• Your task:
Spot each line that carries the word "background"; copy those lines.

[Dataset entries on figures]
+++

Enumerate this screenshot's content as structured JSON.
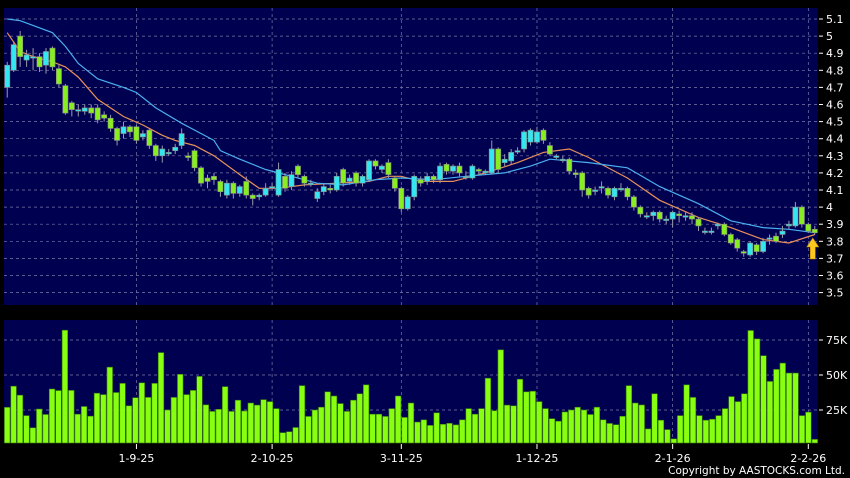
{
  "chart_data": [
    {
      "type": "candlestick",
      "title": "",
      "ylim": [
        3.45,
        5.15
      ],
      "y_ticks": [
        "5.1",
        "5",
        "4.9",
        "4.8",
        "4.7",
        "4.6",
        "4.5",
        "4.4",
        "4.3",
        "4.2",
        "4.1",
        "4",
        "3.9",
        "3.8",
        "3.7",
        "3.6",
        "3.5"
      ],
      "y_axis_position": "right",
      "grid": true,
      "colors": {
        "background": "#000050",
        "up": "#33e6f0",
        "down": "#88ee22",
        "ma_short": "#e8905a",
        "ma_long": "#4ab0f0",
        "grid": "#7a7aa8",
        "marker": "#ffc820"
      },
      "ohlc": [
        [
          4.7,
          4.85,
          4.64,
          4.83
        ],
        [
          4.8,
          4.97,
          4.79,
          4.95
        ],
        [
          5.0,
          5.03,
          4.82,
          4.88
        ],
        [
          4.86,
          4.92,
          4.82,
          4.89
        ],
        [
          4.88,
          4.93,
          4.8,
          4.88
        ],
        [
          4.88,
          4.9,
          4.79,
          4.82
        ],
        [
          4.83,
          4.93,
          4.78,
          4.91
        ],
        [
          4.93,
          4.94,
          4.8,
          4.82
        ],
        [
          4.81,
          4.83,
          4.7,
          4.72
        ],
        [
          4.71,
          4.72,
          4.54,
          4.55
        ],
        [
          4.61,
          4.62,
          4.53,
          4.57
        ],
        [
          4.57,
          4.6,
          4.53,
          4.57
        ],
        [
          4.56,
          4.6,
          4.54,
          4.58
        ],
        [
          4.58,
          4.6,
          4.52,
          4.55
        ],
        [
          4.58,
          4.6,
          4.49,
          4.51
        ],
        [
          4.54,
          4.56,
          4.5,
          4.52
        ],
        [
          4.52,
          4.54,
          4.44,
          4.46
        ],
        [
          4.46,
          4.47,
          4.36,
          4.39
        ],
        [
          4.43,
          4.5,
          4.4,
          4.47
        ],
        [
          4.47,
          4.48,
          4.41,
          4.44
        ],
        [
          4.47,
          4.48,
          4.37,
          4.39
        ],
        [
          4.41,
          4.45,
          4.39,
          4.43
        ],
        [
          4.45,
          4.46,
          4.34,
          4.36
        ],
        [
          4.36,
          4.37,
          4.27,
          4.3
        ],
        [
          4.3,
          4.36,
          4.26,
          4.34
        ],
        [
          4.32,
          4.34,
          4.3,
          4.32
        ],
        [
          4.33,
          4.37,
          4.31,
          4.35
        ],
        [
          4.36,
          4.46,
          4.34,
          4.43
        ],
        [
          4.3,
          4.32,
          4.27,
          4.29
        ],
        [
          4.33,
          4.34,
          4.21,
          4.23
        ],
        [
          4.23,
          4.24,
          4.12,
          4.14
        ],
        [
          4.17,
          4.19,
          4.11,
          4.15
        ],
        [
          4.18,
          4.2,
          4.13,
          4.16
        ],
        [
          4.15,
          4.16,
          4.06,
          4.09
        ],
        [
          4.07,
          4.16,
          4.05,
          4.14
        ],
        [
          4.14,
          4.15,
          4.05,
          4.08
        ],
        [
          4.08,
          4.13,
          4.06,
          4.12
        ],
        [
          4.15,
          4.18,
          4.05,
          4.07
        ],
        [
          4.07,
          4.08,
          4.01,
          4.05
        ],
        [
          4.06,
          4.08,
          4.04,
          4.07
        ],
        [
          4.07,
          4.14,
          4.06,
          4.11
        ],
        [
          4.12,
          4.14,
          4.1,
          4.12
        ],
        [
          4.07,
          4.26,
          4.06,
          4.22
        ],
        [
          4.18,
          4.2,
          4.09,
          4.11
        ],
        [
          4.12,
          4.21,
          4.1,
          4.19
        ],
        [
          4.24,
          4.25,
          4.17,
          4.19
        ],
        [
          4.18,
          4.19,
          4.12,
          4.14
        ],
        [
          4.14,
          4.16,
          4.12,
          4.14
        ],
        [
          4.05,
          4.11,
          4.03,
          4.09
        ],
        [
          4.09,
          4.14,
          4.07,
          4.12
        ],
        [
          4.11,
          4.13,
          4.08,
          4.1
        ],
        [
          4.1,
          4.2,
          4.09,
          4.18
        ],
        [
          4.22,
          4.23,
          4.12,
          4.14
        ],
        [
          4.15,
          4.19,
          4.13,
          4.17
        ],
        [
          4.2,
          4.21,
          4.12,
          4.14
        ],
        [
          4.14,
          4.19,
          4.12,
          4.18
        ],
        [
          4.16,
          4.28,
          4.15,
          4.27
        ],
        [
          4.27,
          4.28,
          4.22,
          4.24
        ],
        [
          4.22,
          4.25,
          4.2,
          4.24
        ],
        [
          4.26,
          4.28,
          4.17,
          4.19
        ],
        [
          4.17,
          4.18,
          4.09,
          4.11
        ],
        [
          4.11,
          4.12,
          3.97,
          3.99
        ],
        [
          3.99,
          4.07,
          3.98,
          4.06
        ],
        [
          4.06,
          4.19,
          4.04,
          4.18
        ],
        [
          4.16,
          4.18,
          4.12,
          4.14
        ],
        [
          4.15,
          4.2,
          4.13,
          4.18
        ],
        [
          4.18,
          4.19,
          4.14,
          4.16
        ],
        [
          4.16,
          4.26,
          4.14,
          4.24
        ],
        [
          4.25,
          4.26,
          4.19,
          4.21
        ],
        [
          4.21,
          4.25,
          4.19,
          4.24
        ],
        [
          4.24,
          4.26,
          4.18,
          4.2
        ],
        [
          4.18,
          4.21,
          4.16,
          4.18
        ],
        [
          4.17,
          4.25,
          4.16,
          4.24
        ],
        [
          4.22,
          4.23,
          4.19,
          4.21
        ],
        [
          4.2,
          4.22,
          4.19,
          4.21
        ],
        [
          4.2,
          4.39,
          4.19,
          4.34
        ],
        [
          4.34,
          4.35,
          4.2,
          4.22
        ],
        [
          4.26,
          4.31,
          4.24,
          4.28
        ],
        [
          4.27,
          4.34,
          4.25,
          4.32
        ],
        [
          4.33,
          4.35,
          4.31,
          4.33
        ],
        [
          4.34,
          4.45,
          4.32,
          4.44
        ],
        [
          4.38,
          4.46,
          4.36,
          4.45
        ],
        [
          4.38,
          4.47,
          4.37,
          4.44
        ],
        [
          4.45,
          4.46,
          4.37,
          4.39
        ],
        [
          4.36,
          4.38,
          4.3,
          4.31
        ],
        [
          4.29,
          4.31,
          4.28,
          4.3
        ],
        [
          4.28,
          4.3,
          4.26,
          4.28
        ],
        [
          4.28,
          4.29,
          4.19,
          4.21
        ],
        [
          4.2,
          4.22,
          4.17,
          4.19
        ],
        [
          4.2,
          4.21,
          4.06,
          4.1
        ],
        [
          4.11,
          4.12,
          4.05,
          4.07
        ],
        [
          4.1,
          4.12,
          4.07,
          4.1
        ],
        [
          4.12,
          4.15,
          4.08,
          4.12
        ],
        [
          4.11,
          4.12,
          4.05,
          4.07
        ],
        [
          4.06,
          4.12,
          4.04,
          4.11
        ],
        [
          4.11,
          4.14,
          4.09,
          4.11
        ],
        [
          4.11,
          4.12,
          4.04,
          4.06
        ],
        [
          4.06,
          4.07,
          3.98,
          4.0
        ],
        [
          4.0,
          4.01,
          3.94,
          3.96
        ],
        [
          3.95,
          3.97,
          3.93,
          3.95
        ],
        [
          3.95,
          3.98,
          3.92,
          3.97
        ],
        [
          3.97,
          3.98,
          3.91,
          3.93
        ],
        [
          3.93,
          3.95,
          3.9,
          3.93
        ],
        [
          3.93,
          3.98,
          3.88,
          3.97
        ],
        [
          3.96,
          3.98,
          3.91,
          3.95
        ],
        [
          3.95,
          3.97,
          3.92,
          3.95
        ],
        [
          3.95,
          3.97,
          3.9,
          3.93
        ],
        [
          3.93,
          3.94,
          3.86,
          3.89
        ],
        [
          3.86,
          3.88,
          3.84,
          3.86
        ],
        [
          3.86,
          3.88,
          3.84,
          3.86
        ],
        [
          3.89,
          3.91,
          3.87,
          3.9
        ],
        [
          3.9,
          3.91,
          3.83,
          3.84
        ],
        [
          3.84,
          3.85,
          3.78,
          3.79
        ],
        [
          3.81,
          3.82,
          3.74,
          3.76
        ],
        [
          3.74,
          3.75,
          3.71,
          3.73
        ],
        [
          3.72,
          3.8,
          3.71,
          3.79
        ],
        [
          3.78,
          3.79,
          3.72,
          3.74
        ],
        [
          3.74,
          3.82,
          3.73,
          3.8
        ],
        [
          3.82,
          3.84,
          3.78,
          3.82
        ],
        [
          3.83,
          3.85,
          3.79,
          3.8
        ],
        [
          3.84,
          3.89,
          3.82,
          3.86
        ],
        [
          3.89,
          3.92,
          3.87,
          3.9
        ],
        [
          3.89,
          4.03,
          3.88,
          4.0
        ],
        [
          4.0,
          4.01,
          3.88,
          3.9
        ],
        [
          3.9,
          3.91,
          3.85,
          3.86
        ],
        [
          3.87,
          3.89,
          3.84,
          3.85
        ]
      ],
      "ohlc_fields": [
        "open",
        "high",
        "low",
        "close"
      ],
      "ma_short": [
        [
          0,
          5.02
        ],
        [
          2,
          4.91
        ],
        [
          4,
          4.88
        ],
        [
          7,
          4.85
        ],
        [
          9,
          4.82
        ],
        [
          11,
          4.76
        ],
        [
          14,
          4.63
        ],
        [
          18,
          4.53
        ],
        [
          21,
          4.48
        ],
        [
          24,
          4.42
        ],
        [
          26,
          4.39
        ],
        [
          29,
          4.36
        ],
        [
          32,
          4.3
        ],
        [
          36,
          4.19
        ],
        [
          39,
          4.11
        ],
        [
          42,
          4.11
        ],
        [
          46,
          4.13
        ],
        [
          51,
          4.14
        ],
        [
          56,
          4.15
        ],
        [
          59,
          4.18
        ],
        [
          61,
          4.18
        ],
        [
          64,
          4.15
        ],
        [
          69,
          4.15
        ],
        [
          74,
          4.2
        ],
        [
          79,
          4.26
        ],
        [
          83,
          4.32
        ],
        [
          87,
          4.34
        ],
        [
          90,
          4.29
        ],
        [
          96,
          4.17
        ],
        [
          101,
          4.04
        ],
        [
          107,
          3.94
        ],
        [
          112,
          3.88
        ],
        [
          117,
          3.81
        ],
        [
          121,
          3.79
        ],
        [
          125,
          3.84
        ]
      ],
      "ma_long": [
        [
          0,
          5.1
        ],
        [
          2,
          5.09
        ],
        [
          7,
          5.02
        ],
        [
          9,
          4.94
        ],
        [
          11,
          4.84
        ],
        [
          14,
          4.75
        ],
        [
          18,
          4.7
        ],
        [
          20,
          4.67
        ],
        [
          23,
          4.58
        ],
        [
          27,
          4.49
        ],
        [
          32,
          4.39
        ],
        [
          33,
          4.33
        ],
        [
          36,
          4.28
        ],
        [
          40,
          4.22
        ],
        [
          44,
          4.18
        ],
        [
          48,
          4.14
        ],
        [
          52,
          4.13
        ],
        [
          57,
          4.16
        ],
        [
          61,
          4.17
        ],
        [
          66,
          4.16
        ],
        [
          71,
          4.18
        ],
        [
          77,
          4.2
        ],
        [
          81,
          4.24
        ],
        [
          84,
          4.28
        ],
        [
          90,
          4.26
        ],
        [
          96,
          4.23
        ],
        [
          101,
          4.12
        ],
        [
          107,
          4.02
        ],
        [
          112,
          3.92
        ],
        [
          117,
          3.88
        ],
        [
          121,
          3.87
        ],
        [
          125,
          3.85
        ]
      ],
      "marker": {
        "type": "up-arrow",
        "bar_index": 125
      }
    },
    {
      "type": "bar",
      "title": "",
      "unit": "K",
      "ylim": [
        0,
        87
      ],
      "y_ticks": [
        {
          "value": 75,
          "label": "75K"
        },
        {
          "value": 50,
          "label": "50K"
        },
        {
          "value": 25,
          "label": "25K"
        }
      ],
      "grid": true,
      "colors": {
        "bar": "#88ff11",
        "background": "#000050"
      },
      "values": [
        26.9,
        42,
        35.6,
        21,
        12.3,
        25.7,
        21.8,
        40,
        38.9,
        82,
        39,
        22,
        27.5,
        20.6,
        37,
        36,
        55.6,
        37.5,
        44,
        28,
        33.8,
        44.4,
        34,
        44,
        66,
        25,
        34,
        50.5,
        36,
        39,
        49,
        28.7,
        24,
        25.5,
        41.7,
        24,
        32,
        24.3,
        30,
        28.5,
        32.4,
        31,
        26,
        8.8,
        9.5,
        12.5,
        42.4,
        20.4,
        25,
        27,
        38,
        35,
        29.6,
        24,
        32,
        36.6,
        43,
        22,
        22,
        20.4,
        26,
        35,
        19.7,
        30,
        16.4,
        18,
        14,
        23,
        14.8,
        15.5,
        14.4,
        18,
        26,
        22,
        26,
        47.7,
        24.5,
        68,
        28.5,
        28,
        47,
        38,
        38.4,
        31,
        26,
        18.8,
        17,
        23.6,
        25,
        27,
        25,
        21.8,
        27,
        18,
        15.4,
        14.5,
        20.5,
        42.4,
        30,
        28.6,
        11.5,
        36.6,
        17.7,
        11,
        4.4,
        21,
        43,
        34,
        21,
        17.7,
        18.4,
        21,
        26,
        34.6,
        31,
        36.6,
        81.8,
        75.8,
        63.8,
        45.4,
        54,
        58.5,
        51.4,
        51.4,
        21,
        23.5,
        4
      ]
    }
  ],
  "x_axis": {
    "dates": [
      {
        "label": "1-9-25",
        "bar_index": 20
      },
      {
        "label": "2-10-25",
        "bar_index": 41
      },
      {
        "label": "3-11-25",
        "bar_index": 61
      },
      {
        "label": "1-12-25",
        "bar_index": 82
      },
      {
        "label": "2-1-26",
        "bar_index": 103
      },
      {
        "label": "2-2-26",
        "bar_index": 124
      }
    ]
  },
  "copyright": "Copyright by AASTOCKS.com Ltd."
}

+++

• Reply to the exercise:
        "background": "#000050",
        "background": "#000050"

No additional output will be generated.